[start]

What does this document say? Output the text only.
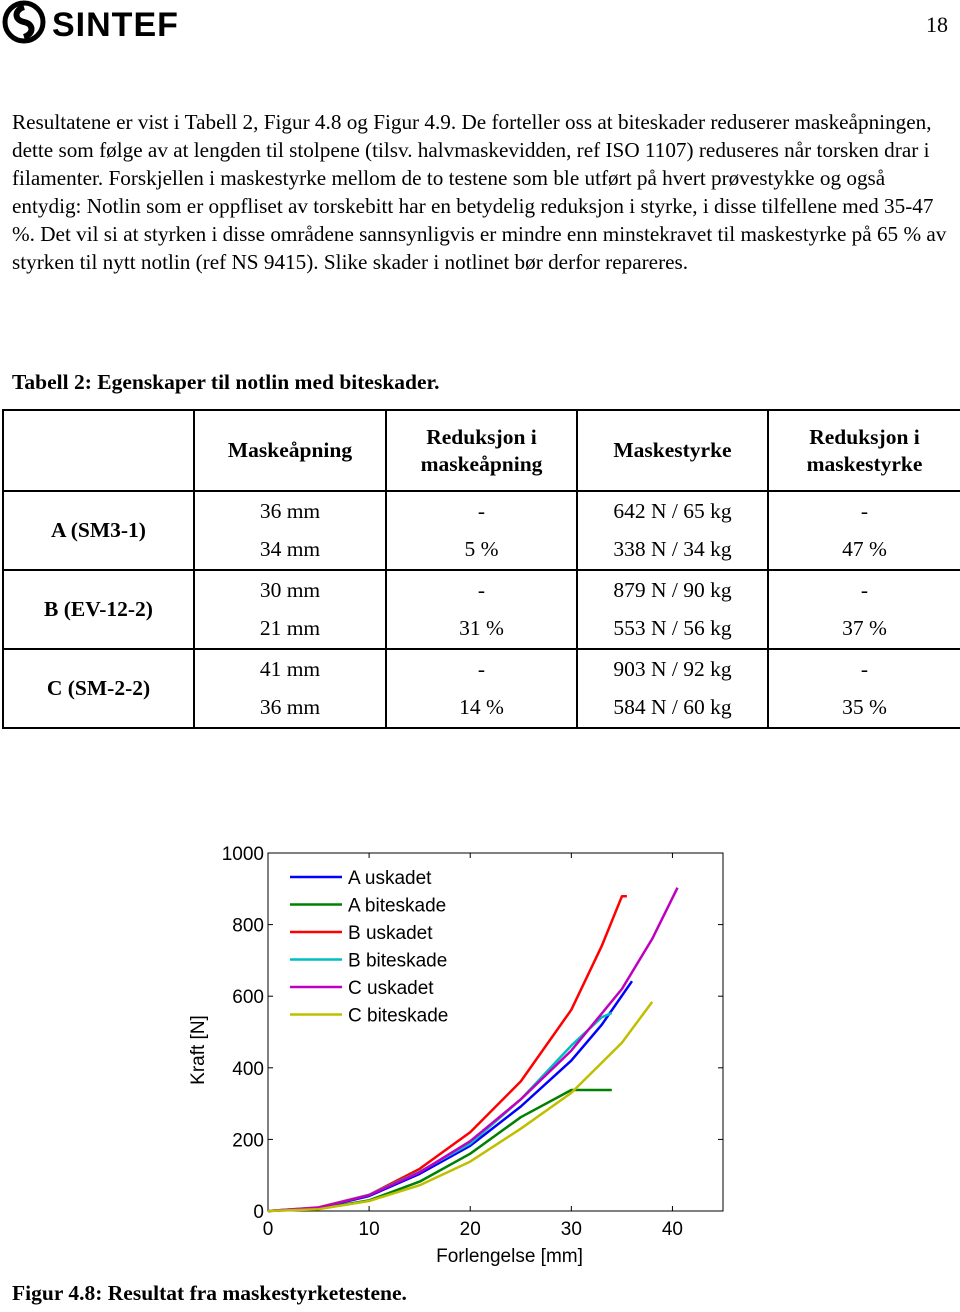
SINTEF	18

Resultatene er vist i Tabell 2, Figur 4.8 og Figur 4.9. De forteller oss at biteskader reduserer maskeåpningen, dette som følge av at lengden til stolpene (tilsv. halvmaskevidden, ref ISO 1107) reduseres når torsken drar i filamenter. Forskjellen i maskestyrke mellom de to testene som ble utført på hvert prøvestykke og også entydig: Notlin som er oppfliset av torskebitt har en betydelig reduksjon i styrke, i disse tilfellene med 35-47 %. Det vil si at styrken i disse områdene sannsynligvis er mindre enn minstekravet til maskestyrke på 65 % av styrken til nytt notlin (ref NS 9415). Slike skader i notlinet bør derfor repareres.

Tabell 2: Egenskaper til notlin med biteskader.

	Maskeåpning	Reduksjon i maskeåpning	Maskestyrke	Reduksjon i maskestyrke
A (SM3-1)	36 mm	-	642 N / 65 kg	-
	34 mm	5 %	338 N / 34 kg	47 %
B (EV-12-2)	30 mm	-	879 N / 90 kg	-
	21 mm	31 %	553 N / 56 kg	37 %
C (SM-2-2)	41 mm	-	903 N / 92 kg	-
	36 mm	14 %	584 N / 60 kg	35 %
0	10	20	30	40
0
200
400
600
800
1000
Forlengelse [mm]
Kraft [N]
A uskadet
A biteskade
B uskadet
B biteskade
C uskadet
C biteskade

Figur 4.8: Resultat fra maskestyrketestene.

[end]

Only lines that contain the word "Figur" are wanted; copy each of them.

#### Solved problem
Resultatene er vist i Tabell 2, Figur 4.8 og Figur 4.9. De forteller oss at biteskader reduserer maskeåpningen, dette som følge av at lengden til stolpene (tilsv. halvmaskevidden, ref ISO 1107) reduseres når torsken drar i filamenter. Forskjellen i maskestyrke mellom de to testene som ble utført på hvert prøvestykke og også entydig: Notlin som er oppfliset av torskebitt har en betydelig reduksjon i styrke, i disse tilfellene med 35-47 %. Det vil si at styrken i disse områdene sannsynligvis er mindre enn minstekravet til maskestyrke på 65 % av styrken til nytt notlin (ref NS 9415). Slike skader i notlinet bør derfor repareres.
Figur 4.8: Resultat fra maskestyrketestene.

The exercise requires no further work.